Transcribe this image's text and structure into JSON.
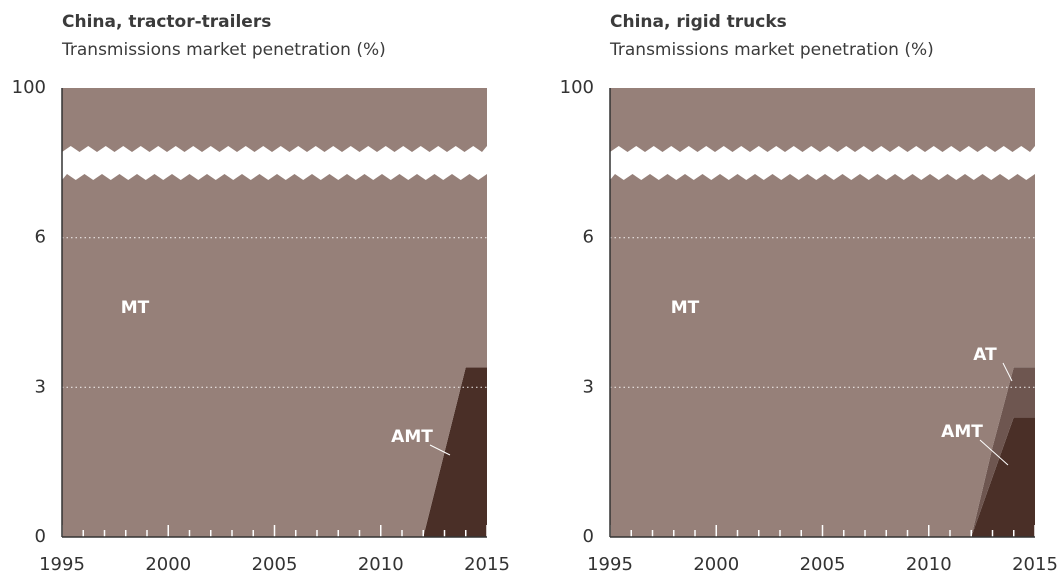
{
  "chart_data": [
    {
      "type": "area",
      "title": "China, tractor-trailers",
      "subtitle": "Transmissions market penetration (%)",
      "x": [
        1995,
        1996,
        1997,
        1998,
        1999,
        2000,
        2001,
        2002,
        2003,
        2004,
        2005,
        2006,
        2007,
        2008,
        2009,
        2010,
        2011,
        2012,
        2013,
        2014,
        2015
      ],
      "xlim": [
        1995,
        2015
      ],
      "xticks": [
        1995,
        2000,
        2005,
        2010,
        2015
      ],
      "ylim": [
        0,
        100
      ],
      "yticks": [
        0,
        3,
        6,
        100
      ],
      "series": [
        {
          "name": "AMT",
          "color": "#4a2f27",
          "values": [
            0,
            0,
            0,
            0,
            0,
            0,
            0,
            0,
            0,
            0,
            0,
            0,
            0,
            0,
            0,
            0,
            0,
            0,
            1.7,
            3.4,
            3.4
          ]
        },
        {
          "name": "MT",
          "color": "#968079",
          "values": [
            100,
            100,
            100,
            100,
            100,
            100,
            100,
            100,
            100,
            100,
            100,
            100,
            100,
            100,
            100,
            100,
            100,
            100,
            98.3,
            96.6,
            96.6
          ]
        }
      ]
    },
    {
      "type": "area",
      "title": "China, rigid trucks",
      "subtitle": "Transmissions market penetration (%)",
      "x": [
        1995,
        1996,
        1997,
        1998,
        1999,
        2000,
        2001,
        2002,
        2003,
        2004,
        2005,
        2006,
        2007,
        2008,
        2009,
        2010,
        2011,
        2012,
        2013,
        2014,
        2015
      ],
      "xlim": [
        1995,
        2015
      ],
      "xticks": [
        1995,
        2000,
        2005,
        2010,
        2015
      ],
      "ylim": [
        0,
        100
      ],
      "yticks": [
        0,
        3,
        6,
        100
      ],
      "series": [
        {
          "name": "AMT",
          "color": "#4a2f27",
          "values": [
            0,
            0,
            0,
            0,
            0,
            0,
            0,
            0,
            0,
            0,
            0,
            0,
            0,
            0,
            0,
            0,
            0,
            0,
            1.2,
            2.4,
            2.4
          ]
        },
        {
          "name": "AT",
          "color": "#6e5650",
          "values": [
            0,
            0,
            0,
            0,
            0,
            0,
            0,
            0,
            0,
            0,
            0,
            0,
            0,
            0,
            0,
            0,
            0,
            0,
            0.6,
            1.0,
            1.0
          ]
        },
        {
          "name": "MT",
          "color": "#968079",
          "values": [
            100,
            100,
            100,
            100,
            100,
            100,
            100,
            100,
            100,
            100,
            100,
            100,
            100,
            100,
            100,
            100,
            100,
            100,
            98.2,
            96.6,
            96.6
          ]
        }
      ]
    }
  ]
}
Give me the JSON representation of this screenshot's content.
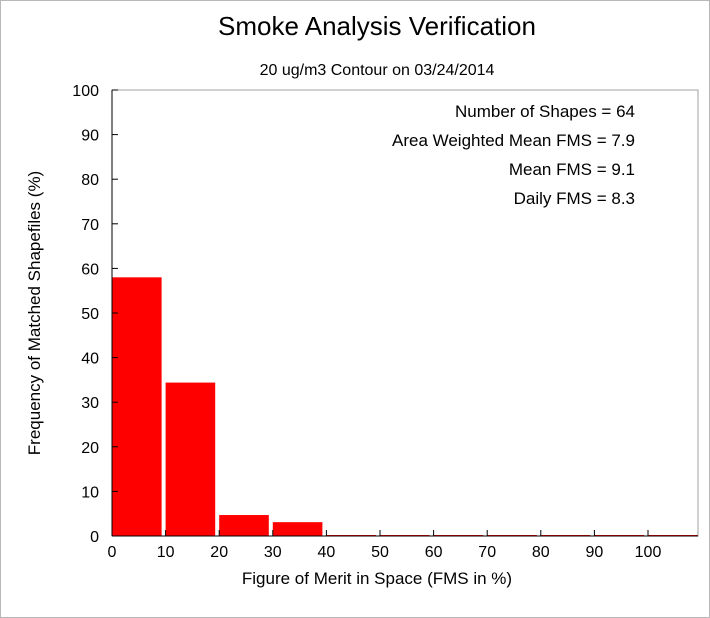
{
  "chart_data": {
    "type": "bar",
    "title": "Smoke Analysis Verification",
    "subtitle": "20 ug/m3 Contour on 03/24/2014",
    "xlabel": "Figure of Merit in Space (FMS in %)",
    "ylabel": "Frequency of Matched Shapefiles (%)",
    "xlim": [
      0,
      110
    ],
    "ylim": [
      0,
      100
    ],
    "xticks": [
      0,
      10,
      20,
      30,
      40,
      50,
      60,
      70,
      80,
      90,
      100
    ],
    "yticks": [
      0,
      10,
      20,
      30,
      40,
      50,
      60,
      70,
      80,
      90,
      100
    ],
    "bins": [
      {
        "start": 0,
        "end": 10,
        "value": 58
      },
      {
        "start": 10,
        "end": 20,
        "value": 34.4
      },
      {
        "start": 20,
        "end": 30,
        "value": 4.7
      },
      {
        "start": 30,
        "end": 40,
        "value": 3.1
      },
      {
        "start": 40,
        "end": 50,
        "value": 0
      },
      {
        "start": 50,
        "end": 60,
        "value": 0
      },
      {
        "start": 60,
        "end": 70,
        "value": 0
      },
      {
        "start": 70,
        "end": 80,
        "value": 0
      },
      {
        "start": 80,
        "end": 90,
        "value": 0
      },
      {
        "start": 90,
        "end": 100,
        "value": 0
      },
      {
        "start": 100,
        "end": 110,
        "value": 0
      }
    ],
    "bar_color": "#ff0000",
    "stats": [
      "Number of Shapes = 64",
      "Area Weighted Mean FMS = 7.9",
      "Mean FMS = 9.1",
      "Daily FMS = 8.3"
    ],
    "grid": false
  }
}
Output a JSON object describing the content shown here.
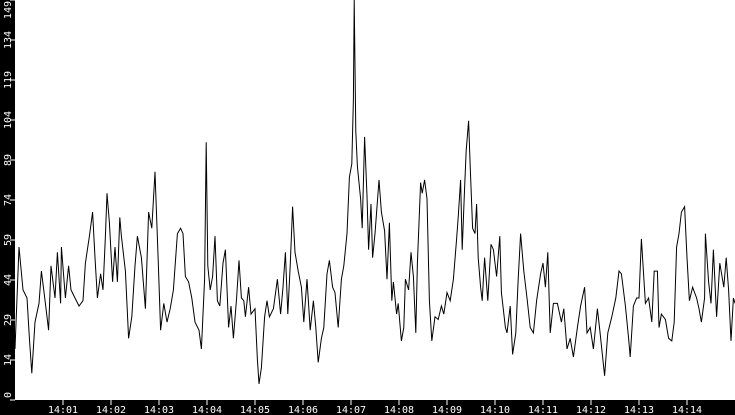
{
  "chart_data": {
    "type": "line",
    "title": "",
    "xlabel": "",
    "ylabel": "",
    "xlim": [
      "14:00:00",
      "14:15:00"
    ],
    "ylim": [
      0,
      149
    ],
    "grid": false,
    "legend": "none",
    "colors": {
      "background": "#ffffff",
      "frame": "#000000",
      "line": "#000000",
      "ticks": "#ffffff"
    },
    "xticks": [
      {
        "time": "14:01:00",
        "label": "14:01"
      },
      {
        "time": "14:02:00",
        "label": "14:02"
      },
      {
        "time": "14:03:00",
        "label": "14:03"
      },
      {
        "time": "14:04:00",
        "label": "14:04"
      },
      {
        "time": "14:05:00",
        "label": "14:05"
      },
      {
        "time": "14:06:00",
        "label": "14:06"
      },
      {
        "time": "14:07:00",
        "label": "14:07"
      },
      {
        "time": "14:08:00",
        "label": "14:08"
      },
      {
        "time": "14:09:00",
        "label": "14:09"
      },
      {
        "time": "14:10:00",
        "label": "14:10"
      },
      {
        "time": "14:11:00",
        "label": "14:11"
      },
      {
        "time": "14:12:00",
        "label": "14:12"
      },
      {
        "time": "14:13:00",
        "label": "14:13"
      },
      {
        "time": "14:14:00",
        "label": "14:14"
      }
    ],
    "yticks": [
      {
        "value": 0,
        "label": "0"
      },
      {
        "value": 14.9,
        "label": "14"
      },
      {
        "value": 29.8,
        "label": "29"
      },
      {
        "value": 44.7,
        "label": "44"
      },
      {
        "value": 59.6,
        "label": "59"
      },
      {
        "value": 74.5,
        "label": "74"
      },
      {
        "value": 89.4,
        "label": "89"
      },
      {
        "value": 104.3,
        "label": "104"
      },
      {
        "value": 119.2,
        "label": "119"
      },
      {
        "value": 134.1,
        "label": "134"
      },
      {
        "value": 149,
        "label": "149"
      }
    ],
    "series": [
      {
        "x": [
          "14:00:00",
          "14:00:05",
          "14:00:10",
          "14:00:15",
          "14:00:18",
          "14:00:21",
          "14:00:25",
          "14:00:30",
          "14:00:33",
          "14:00:38",
          "14:00:42",
          "14:00:45",
          "14:00:50",
          "14:00:53",
          "14:00:57",
          "14:00:58",
          "14:01:03",
          "14:01:07",
          "14:01:10",
          "14:01:15",
          "14:01:20",
          "14:01:25",
          "14:01:28",
          "14:01:33",
          "14:01:37",
          "14:01:40",
          "14:01:43",
          "14:01:47",
          "14:01:50",
          "14:01:53",
          "14:01:55",
          "14:01:58",
          "14:02:02",
          "14:02:05",
          "14:02:08",
          "14:02:11",
          "14:02:13",
          "14:02:18",
          "14:02:22",
          "14:02:26",
          "14:02:30",
          "14:02:33",
          "14:02:38",
          "14:02:43",
          "14:02:47",
          "14:02:51",
          "14:02:55",
          "14:02:59",
          "14:03:02",
          "14:03:06",
          "14:03:10",
          "14:03:14",
          "14:03:18",
          "14:03:23",
          "14:03:27",
          "14:03:30",
          "14:03:33",
          "14:03:37",
          "14:03:41",
          "14:03:45",
          "14:03:50",
          "14:03:53",
          "14:03:57",
          "14:03:59",
          "14:04:01",
          "14:04:04",
          "14:04:07",
          "14:04:10",
          "14:04:13",
          "14:04:16",
          "14:04:20",
          "14:04:23",
          "14:04:27",
          "14:04:30",
          "14:04:33",
          "14:04:37",
          "14:04:40",
          "14:04:43",
          "14:04:46",
          "14:04:48",
          "14:04:52",
          "14:04:55",
          "14:05:00",
          "14:05:03",
          "14:05:05",
          "14:05:08",
          "14:05:12",
          "14:05:15",
          "14:05:18",
          "14:05:23",
          "14:05:28",
          "14:05:32",
          "14:05:35",
          "14:05:38",
          "14:05:41",
          "14:05:44",
          "14:05:47",
          "14:05:50",
          "14:05:54",
          "14:05:58",
          "14:06:01",
          "14:06:05",
          "14:06:09",
          "14:06:13",
          "14:06:16",
          "14:06:19",
          "14:06:23",
          "14:06:26",
          "14:06:30",
          "14:06:33",
          "14:06:37",
          "14:06:40",
          "14:06:44",
          "14:06:48",
          "14:06:51",
          "14:06:55",
          "14:06:58",
          "14:07:01",
          "14:07:03",
          "14:07:04",
          "14:07:06",
          "14:07:08",
          "14:07:12",
          "14:07:14",
          "14:07:17",
          "14:07:20",
          "14:07:22",
          "14:07:25",
          "14:07:27",
          "14:07:30",
          "14:07:35",
          "14:07:38",
          "14:07:42",
          "14:07:45",
          "14:07:48",
          "14:07:51",
          "14:07:53",
          "14:07:57",
          "14:07:59",
          "14:08:03",
          "14:08:06",
          "14:08:08",
          "14:08:12",
          "14:08:15",
          "14:08:18",
          "14:08:21",
          "14:08:23",
          "14:08:27",
          "14:08:29",
          "14:08:32",
          "14:08:35",
          "14:08:38",
          "14:08:41",
          "14:08:45",
          "14:08:49",
          "14:08:53",
          "14:08:56",
          "14:09:00",
          "14:09:04",
          "14:09:08",
          "14:09:12",
          "14:09:14",
          "14:09:17",
          "14:09:19",
          "14:09:22",
          "14:09:24",
          "14:09:27",
          "14:09:29",
          "14:09:32",
          "14:09:35",
          "14:09:37",
          "14:09:39",
          "14:09:42",
          "14:09:44",
          "14:09:47",
          "14:09:51",
          "14:09:55",
          "14:09:58",
          "14:10:02",
          "14:10:06",
          "14:10:08",
          "14:10:13",
          "14:10:15",
          "14:10:19",
          "14:10:22",
          "14:10:26",
          "14:10:29",
          "14:10:32",
          "14:10:36",
          "14:10:40",
          "14:10:44",
          "14:10:48",
          "14:10:52",
          "14:10:57",
          "14:11:00",
          "14:11:03",
          "14:11:06",
          "14:11:09",
          "14:11:13",
          "14:11:18",
          "14:11:23",
          "14:11:26",
          "14:11:30",
          "14:11:34",
          "14:11:38",
          "14:11:43",
          "14:11:47",
          "14:11:52",
          "14:11:55",
          "14:11:59",
          "14:12:03",
          "14:12:08",
          "14:12:11",
          "14:12:17",
          "14:12:21",
          "14:12:26",
          "14:12:31",
          "14:12:35",
          "14:12:38",
          "14:12:43",
          "14:12:47",
          "14:12:49",
          "14:12:53",
          "14:12:57",
          "14:13:00",
          "14:13:03",
          "14:13:08",
          "14:13:12",
          "14:13:16",
          "14:13:19",
          "14:13:23",
          "14:13:25",
          "14:13:28",
          "14:13:33",
          "14:13:37",
          "14:13:41",
          "14:13:44",
          "14:13:47",
          "14:13:50",
          "14:13:53",
          "14:13:57",
          "14:14:00",
          "14:14:03",
          "14:14:07",
          "14:14:12",
          "14:14:15",
          "14:14:18",
          "14:14:22",
          "14:14:23",
          "14:14:27",
          "14:14:30",
          "14:14:33",
          "14:14:37",
          "14:14:41",
          "14:14:46",
          "14:14:49",
          "14:14:52",
          "14:14:55",
          "14:14:58",
          "14:15:00"
        ],
        "y": [
          19,
          57,
          41,
          38,
          23,
          10,
          29,
          36,
          48,
          36,
          26,
          50,
          38,
          55,
          36,
          57,
          38,
          50,
          41,
          38,
          35,
          37,
          51,
          61,
          70,
          53,
          38,
          47,
          41,
          61,
          77,
          66,
          44,
          57,
          44,
          68,
          61,
          48,
          23,
          31,
          50,
          61,
          53,
          34,
          70,
          64,
          85,
          52,
          26,
          36,
          29,
          34,
          41,
          62,
          64,
          62,
          46,
          44,
          38,
          29,
          26,
          19,
          45,
          96,
          50,
          41,
          46,
          61,
          37,
          35,
          51,
          56,
          27,
          35,
          23,
          38,
          52,
          38,
          37,
          31,
          42,
          32,
          34,
          15,
          6,
          12,
          31,
          37,
          31,
          34,
          45,
          32,
          42,
          55,
          32,
          50,
          72,
          55,
          48,
          42,
          29,
          45,
          26,
          37,
          27,
          14,
          23,
          27,
          47,
          52,
          42,
          40,
          27,
          45,
          50,
          62,
          83,
          88,
          112,
          149,
          100,
          87,
          75,
          64,
          98,
          76,
          56,
          73,
          53,
          62,
          82,
          70,
          63,
          45,
          66,
          37,
          44,
          32,
          36,
          22,
          27,
          45,
          41,
          55,
          46,
          25,
          51,
          81,
          77,
          82,
          75,
          37,
          22,
          31,
          30,
          35,
          32,
          40,
          37,
          45,
          60,
          68,
          82,
          56,
          79,
          93,
          104,
          87,
          64,
          62,
          73,
          53,
          42,
          37,
          53,
          37,
          58,
          56,
          46,
          61,
          40,
          27,
          25,
          35,
          17,
          25,
          45,
          62,
          48,
          38,
          27,
          25,
          37,
          47,
          51,
          42,
          55,
          25,
          36,
          36,
          29,
          34,
          19,
          23,
          16,
          27,
          35,
          42,
          25,
          27,
          19,
          34,
          26,
          9,
          25,
          31,
          38,
          48,
          47,
          35,
          23,
          16,
          35,
          38,
          38,
          60,
          36,
          38,
          29,
          48,
          48,
          27,
          32,
          30,
          23,
          22,
          29,
          57,
          62,
          70,
          72,
          53,
          37,
          42,
          38,
          34,
          29,
          38,
          62,
          44,
          36,
          56,
          31,
          51,
          42,
          53,
          41,
          22,
          38,
          36
        ]
      }
    ]
  }
}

◆ ◆ ◆ ◆ ◆

*Work to complete*.
Collect each line containing the string "start".

*Task output*.
        "start": 0,
        "start": 10,
        "start": 20,
        "start": 30,
        "start": 40,
        "start": 50,
        "start": 60,
        "start": 70,
        "start": 80,
        "start": 90,
        "start": 100,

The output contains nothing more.